Compile every line that includes the word "this".

**SOURCE MATERIAL**:
----------------
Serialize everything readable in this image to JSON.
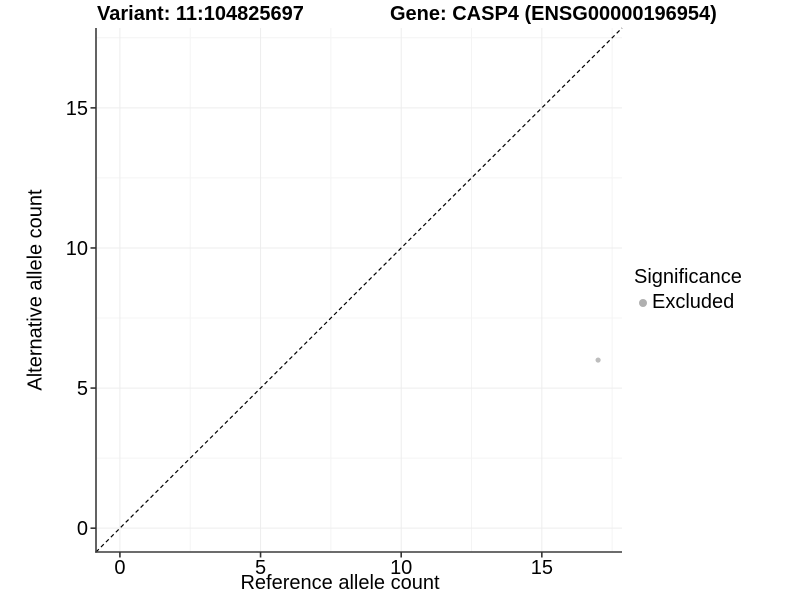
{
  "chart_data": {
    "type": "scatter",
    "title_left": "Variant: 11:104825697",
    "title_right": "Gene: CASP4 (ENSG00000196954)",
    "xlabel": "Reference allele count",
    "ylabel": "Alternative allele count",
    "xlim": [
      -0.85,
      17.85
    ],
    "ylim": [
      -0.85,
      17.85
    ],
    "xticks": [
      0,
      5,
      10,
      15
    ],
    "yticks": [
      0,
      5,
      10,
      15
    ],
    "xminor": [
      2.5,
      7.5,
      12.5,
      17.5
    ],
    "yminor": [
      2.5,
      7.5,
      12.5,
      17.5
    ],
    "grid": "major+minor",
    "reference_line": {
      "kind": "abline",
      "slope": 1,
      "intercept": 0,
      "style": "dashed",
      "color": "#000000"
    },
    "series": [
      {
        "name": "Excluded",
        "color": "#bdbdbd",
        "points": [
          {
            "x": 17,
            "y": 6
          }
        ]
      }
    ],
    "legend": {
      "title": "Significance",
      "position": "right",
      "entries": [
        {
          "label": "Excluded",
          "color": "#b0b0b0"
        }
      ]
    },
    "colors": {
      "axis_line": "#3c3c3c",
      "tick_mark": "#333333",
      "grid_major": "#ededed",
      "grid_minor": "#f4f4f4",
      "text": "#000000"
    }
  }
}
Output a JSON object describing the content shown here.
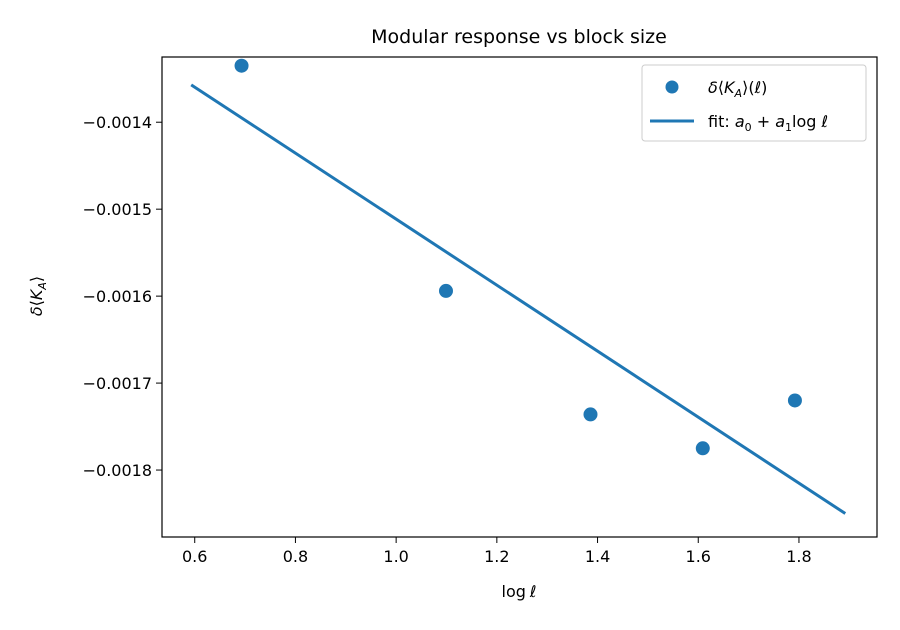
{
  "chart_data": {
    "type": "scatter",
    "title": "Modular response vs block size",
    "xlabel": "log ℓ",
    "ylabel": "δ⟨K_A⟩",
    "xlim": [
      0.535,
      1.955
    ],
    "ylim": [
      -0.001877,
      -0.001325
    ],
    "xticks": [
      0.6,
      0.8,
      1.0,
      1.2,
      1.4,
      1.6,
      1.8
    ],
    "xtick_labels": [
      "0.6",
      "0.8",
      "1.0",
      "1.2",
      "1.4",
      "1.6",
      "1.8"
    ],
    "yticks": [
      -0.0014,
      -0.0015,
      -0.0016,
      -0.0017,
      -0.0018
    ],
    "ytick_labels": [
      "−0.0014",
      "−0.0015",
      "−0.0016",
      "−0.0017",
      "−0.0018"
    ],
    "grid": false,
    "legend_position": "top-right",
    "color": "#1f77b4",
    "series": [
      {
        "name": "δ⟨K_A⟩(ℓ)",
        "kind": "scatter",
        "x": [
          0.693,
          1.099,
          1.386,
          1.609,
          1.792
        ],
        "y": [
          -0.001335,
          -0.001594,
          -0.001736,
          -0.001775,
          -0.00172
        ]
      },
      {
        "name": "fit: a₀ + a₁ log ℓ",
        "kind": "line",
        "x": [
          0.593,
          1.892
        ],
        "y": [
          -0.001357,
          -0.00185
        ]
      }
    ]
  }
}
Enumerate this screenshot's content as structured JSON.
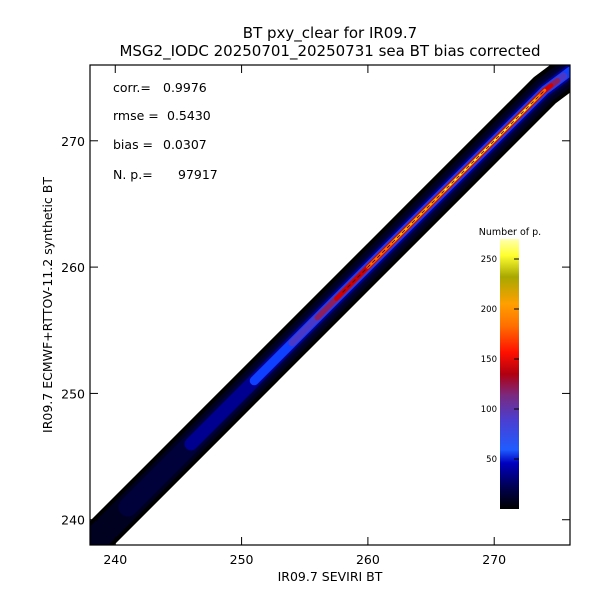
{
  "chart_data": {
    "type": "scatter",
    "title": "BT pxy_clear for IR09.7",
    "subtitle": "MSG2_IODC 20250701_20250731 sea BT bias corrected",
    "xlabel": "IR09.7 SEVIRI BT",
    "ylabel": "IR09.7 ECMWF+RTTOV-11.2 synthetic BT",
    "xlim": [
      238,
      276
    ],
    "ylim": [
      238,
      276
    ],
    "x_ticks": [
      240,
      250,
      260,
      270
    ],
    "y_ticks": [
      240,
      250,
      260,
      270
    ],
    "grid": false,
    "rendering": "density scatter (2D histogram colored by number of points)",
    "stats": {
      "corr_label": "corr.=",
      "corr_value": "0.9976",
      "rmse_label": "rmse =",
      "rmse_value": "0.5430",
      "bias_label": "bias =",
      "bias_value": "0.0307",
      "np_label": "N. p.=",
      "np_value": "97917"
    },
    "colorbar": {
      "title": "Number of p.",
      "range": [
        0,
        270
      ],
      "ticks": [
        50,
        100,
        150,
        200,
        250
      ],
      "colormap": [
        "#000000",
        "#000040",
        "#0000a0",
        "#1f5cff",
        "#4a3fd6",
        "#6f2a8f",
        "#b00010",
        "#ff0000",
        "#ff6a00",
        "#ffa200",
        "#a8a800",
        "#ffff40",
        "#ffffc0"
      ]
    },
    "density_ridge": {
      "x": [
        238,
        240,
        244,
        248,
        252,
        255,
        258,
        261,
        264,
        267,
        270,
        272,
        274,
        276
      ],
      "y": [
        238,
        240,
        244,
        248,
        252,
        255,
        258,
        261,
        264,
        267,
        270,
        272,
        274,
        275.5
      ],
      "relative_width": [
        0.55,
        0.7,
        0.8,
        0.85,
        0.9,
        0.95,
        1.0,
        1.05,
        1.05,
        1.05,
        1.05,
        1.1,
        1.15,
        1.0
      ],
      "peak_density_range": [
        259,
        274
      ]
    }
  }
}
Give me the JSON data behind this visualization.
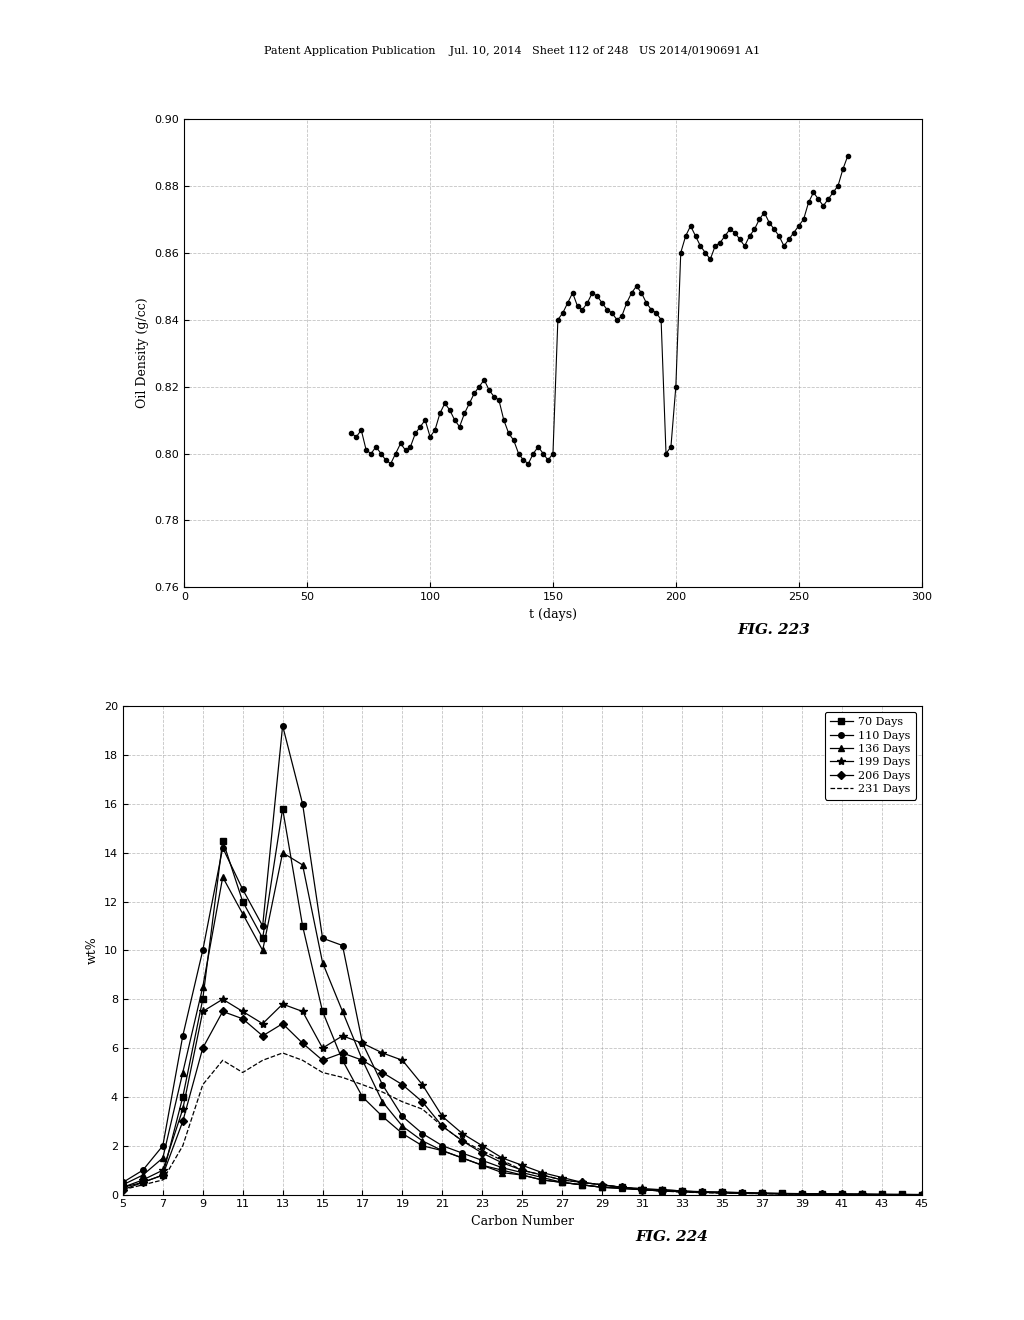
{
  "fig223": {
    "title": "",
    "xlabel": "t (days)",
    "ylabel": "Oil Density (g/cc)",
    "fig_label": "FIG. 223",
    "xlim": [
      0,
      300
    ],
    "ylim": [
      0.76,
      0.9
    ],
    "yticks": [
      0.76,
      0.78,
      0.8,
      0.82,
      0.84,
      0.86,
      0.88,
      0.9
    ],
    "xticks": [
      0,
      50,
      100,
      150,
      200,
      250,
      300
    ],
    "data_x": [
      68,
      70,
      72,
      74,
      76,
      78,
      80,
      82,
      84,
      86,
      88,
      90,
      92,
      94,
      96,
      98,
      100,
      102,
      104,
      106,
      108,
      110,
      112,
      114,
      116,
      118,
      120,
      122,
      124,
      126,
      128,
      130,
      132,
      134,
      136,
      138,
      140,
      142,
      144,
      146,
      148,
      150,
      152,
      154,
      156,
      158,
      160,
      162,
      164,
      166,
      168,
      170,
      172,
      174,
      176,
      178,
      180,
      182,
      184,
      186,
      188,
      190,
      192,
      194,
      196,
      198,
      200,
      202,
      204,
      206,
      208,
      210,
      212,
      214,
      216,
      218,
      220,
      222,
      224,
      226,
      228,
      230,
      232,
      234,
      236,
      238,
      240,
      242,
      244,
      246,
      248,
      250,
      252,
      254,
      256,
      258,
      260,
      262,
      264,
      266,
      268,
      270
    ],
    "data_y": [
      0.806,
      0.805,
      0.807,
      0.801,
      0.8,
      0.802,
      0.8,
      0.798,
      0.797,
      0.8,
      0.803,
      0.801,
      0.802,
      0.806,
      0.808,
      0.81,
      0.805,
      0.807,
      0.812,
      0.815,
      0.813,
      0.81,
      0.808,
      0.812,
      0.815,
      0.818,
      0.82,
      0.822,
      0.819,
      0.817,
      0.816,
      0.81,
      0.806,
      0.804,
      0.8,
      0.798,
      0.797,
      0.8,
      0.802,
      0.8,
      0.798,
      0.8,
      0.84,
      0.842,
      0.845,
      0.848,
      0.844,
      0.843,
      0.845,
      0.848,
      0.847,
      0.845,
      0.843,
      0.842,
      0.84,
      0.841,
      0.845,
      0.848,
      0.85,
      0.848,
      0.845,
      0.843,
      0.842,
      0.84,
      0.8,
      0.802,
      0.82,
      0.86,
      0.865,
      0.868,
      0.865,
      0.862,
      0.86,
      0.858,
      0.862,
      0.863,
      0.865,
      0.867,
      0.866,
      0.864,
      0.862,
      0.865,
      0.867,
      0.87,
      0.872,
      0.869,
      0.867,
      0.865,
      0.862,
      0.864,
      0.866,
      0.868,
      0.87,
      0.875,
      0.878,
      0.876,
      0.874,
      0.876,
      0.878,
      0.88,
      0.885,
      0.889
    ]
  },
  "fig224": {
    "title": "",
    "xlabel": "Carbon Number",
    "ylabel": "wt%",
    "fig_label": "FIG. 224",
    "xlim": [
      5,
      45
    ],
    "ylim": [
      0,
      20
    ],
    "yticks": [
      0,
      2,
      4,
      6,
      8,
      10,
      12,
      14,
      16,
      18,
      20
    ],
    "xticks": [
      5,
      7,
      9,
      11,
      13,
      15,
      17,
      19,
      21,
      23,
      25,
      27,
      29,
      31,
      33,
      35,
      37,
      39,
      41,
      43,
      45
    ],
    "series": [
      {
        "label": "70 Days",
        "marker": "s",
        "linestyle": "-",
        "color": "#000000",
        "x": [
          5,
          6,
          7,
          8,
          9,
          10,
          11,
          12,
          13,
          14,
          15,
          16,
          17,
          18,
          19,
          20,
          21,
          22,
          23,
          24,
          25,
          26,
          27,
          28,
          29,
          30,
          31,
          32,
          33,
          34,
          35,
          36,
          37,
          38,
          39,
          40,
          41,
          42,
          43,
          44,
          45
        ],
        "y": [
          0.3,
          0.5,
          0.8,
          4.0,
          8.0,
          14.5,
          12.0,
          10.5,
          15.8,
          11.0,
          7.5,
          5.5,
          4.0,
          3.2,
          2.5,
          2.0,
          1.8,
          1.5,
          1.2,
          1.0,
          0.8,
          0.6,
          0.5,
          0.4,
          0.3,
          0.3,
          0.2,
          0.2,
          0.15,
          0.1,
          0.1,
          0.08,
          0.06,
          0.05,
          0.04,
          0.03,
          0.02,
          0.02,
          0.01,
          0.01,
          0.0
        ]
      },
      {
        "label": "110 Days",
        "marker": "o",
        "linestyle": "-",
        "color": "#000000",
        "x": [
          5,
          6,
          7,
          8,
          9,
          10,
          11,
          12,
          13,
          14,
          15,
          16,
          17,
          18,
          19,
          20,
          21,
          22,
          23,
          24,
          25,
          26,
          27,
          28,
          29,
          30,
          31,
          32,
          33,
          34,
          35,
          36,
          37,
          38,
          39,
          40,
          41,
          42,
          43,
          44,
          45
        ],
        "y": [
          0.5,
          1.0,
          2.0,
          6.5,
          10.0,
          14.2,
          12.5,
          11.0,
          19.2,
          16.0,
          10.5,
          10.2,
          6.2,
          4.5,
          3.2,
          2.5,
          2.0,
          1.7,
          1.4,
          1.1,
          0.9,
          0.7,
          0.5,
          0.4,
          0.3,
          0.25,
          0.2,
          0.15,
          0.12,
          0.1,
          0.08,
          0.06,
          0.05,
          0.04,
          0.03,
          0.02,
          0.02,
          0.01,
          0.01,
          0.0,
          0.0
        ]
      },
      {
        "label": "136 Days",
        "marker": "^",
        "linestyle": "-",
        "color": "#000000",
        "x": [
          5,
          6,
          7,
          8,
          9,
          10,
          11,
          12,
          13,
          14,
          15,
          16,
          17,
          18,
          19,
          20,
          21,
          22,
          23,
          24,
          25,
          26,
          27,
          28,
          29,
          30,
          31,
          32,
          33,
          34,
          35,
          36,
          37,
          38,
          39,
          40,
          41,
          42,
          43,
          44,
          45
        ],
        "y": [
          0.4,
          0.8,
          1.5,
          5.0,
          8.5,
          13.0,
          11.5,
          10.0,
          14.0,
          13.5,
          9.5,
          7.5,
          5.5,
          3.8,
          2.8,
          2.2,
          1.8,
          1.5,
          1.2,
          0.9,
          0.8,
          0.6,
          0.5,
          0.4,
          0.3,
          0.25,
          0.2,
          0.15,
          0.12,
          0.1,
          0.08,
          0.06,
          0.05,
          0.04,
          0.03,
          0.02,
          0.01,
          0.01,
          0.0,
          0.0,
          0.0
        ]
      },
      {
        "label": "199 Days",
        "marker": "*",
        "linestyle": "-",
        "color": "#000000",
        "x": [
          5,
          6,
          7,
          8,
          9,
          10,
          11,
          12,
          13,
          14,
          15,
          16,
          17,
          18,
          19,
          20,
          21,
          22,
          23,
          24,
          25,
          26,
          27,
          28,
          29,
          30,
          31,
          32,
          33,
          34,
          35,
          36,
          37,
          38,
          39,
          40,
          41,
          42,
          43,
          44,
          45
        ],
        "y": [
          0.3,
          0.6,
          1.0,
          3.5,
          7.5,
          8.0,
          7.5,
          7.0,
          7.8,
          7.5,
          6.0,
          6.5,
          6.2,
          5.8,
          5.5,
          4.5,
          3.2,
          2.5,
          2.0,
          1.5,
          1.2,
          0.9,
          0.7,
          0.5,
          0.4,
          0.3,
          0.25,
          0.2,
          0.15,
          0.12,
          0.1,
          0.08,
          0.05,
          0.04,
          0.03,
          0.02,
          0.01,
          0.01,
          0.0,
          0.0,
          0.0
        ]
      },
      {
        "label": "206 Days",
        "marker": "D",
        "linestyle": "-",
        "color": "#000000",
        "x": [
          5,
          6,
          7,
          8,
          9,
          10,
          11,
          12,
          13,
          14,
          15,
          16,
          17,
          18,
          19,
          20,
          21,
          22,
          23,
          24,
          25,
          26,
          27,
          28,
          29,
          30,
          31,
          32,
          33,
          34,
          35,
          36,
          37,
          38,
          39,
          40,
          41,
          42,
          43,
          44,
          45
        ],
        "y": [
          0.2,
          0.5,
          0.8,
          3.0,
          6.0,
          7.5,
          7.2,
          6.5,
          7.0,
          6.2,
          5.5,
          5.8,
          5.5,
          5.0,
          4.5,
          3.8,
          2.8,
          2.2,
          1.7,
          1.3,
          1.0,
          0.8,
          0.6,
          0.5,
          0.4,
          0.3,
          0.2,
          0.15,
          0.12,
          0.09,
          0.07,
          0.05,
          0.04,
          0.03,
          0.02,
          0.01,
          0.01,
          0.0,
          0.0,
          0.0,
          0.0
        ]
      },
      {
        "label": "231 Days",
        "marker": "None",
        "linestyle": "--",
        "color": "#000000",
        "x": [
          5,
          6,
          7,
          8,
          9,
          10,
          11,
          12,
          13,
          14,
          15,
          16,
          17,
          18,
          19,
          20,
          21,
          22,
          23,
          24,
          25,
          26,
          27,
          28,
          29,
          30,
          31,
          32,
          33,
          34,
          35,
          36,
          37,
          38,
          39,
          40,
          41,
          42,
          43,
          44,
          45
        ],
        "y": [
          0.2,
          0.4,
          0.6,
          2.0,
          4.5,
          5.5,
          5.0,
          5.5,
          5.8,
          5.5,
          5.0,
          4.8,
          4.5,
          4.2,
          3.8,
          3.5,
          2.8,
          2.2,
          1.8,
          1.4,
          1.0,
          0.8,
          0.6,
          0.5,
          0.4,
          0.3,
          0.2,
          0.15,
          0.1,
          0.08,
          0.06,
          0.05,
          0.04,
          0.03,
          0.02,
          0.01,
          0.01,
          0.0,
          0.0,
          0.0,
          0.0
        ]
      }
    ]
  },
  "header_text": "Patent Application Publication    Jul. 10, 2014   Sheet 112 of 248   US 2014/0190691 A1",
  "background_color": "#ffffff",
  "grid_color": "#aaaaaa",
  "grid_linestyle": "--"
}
----------------
**SOLUTION TO THE PROBLEM**:
Serialize everything readable in this image to JSON.
Enumerate this screenshot's content as structured JSON.
Give me the JSON data behind this visualization.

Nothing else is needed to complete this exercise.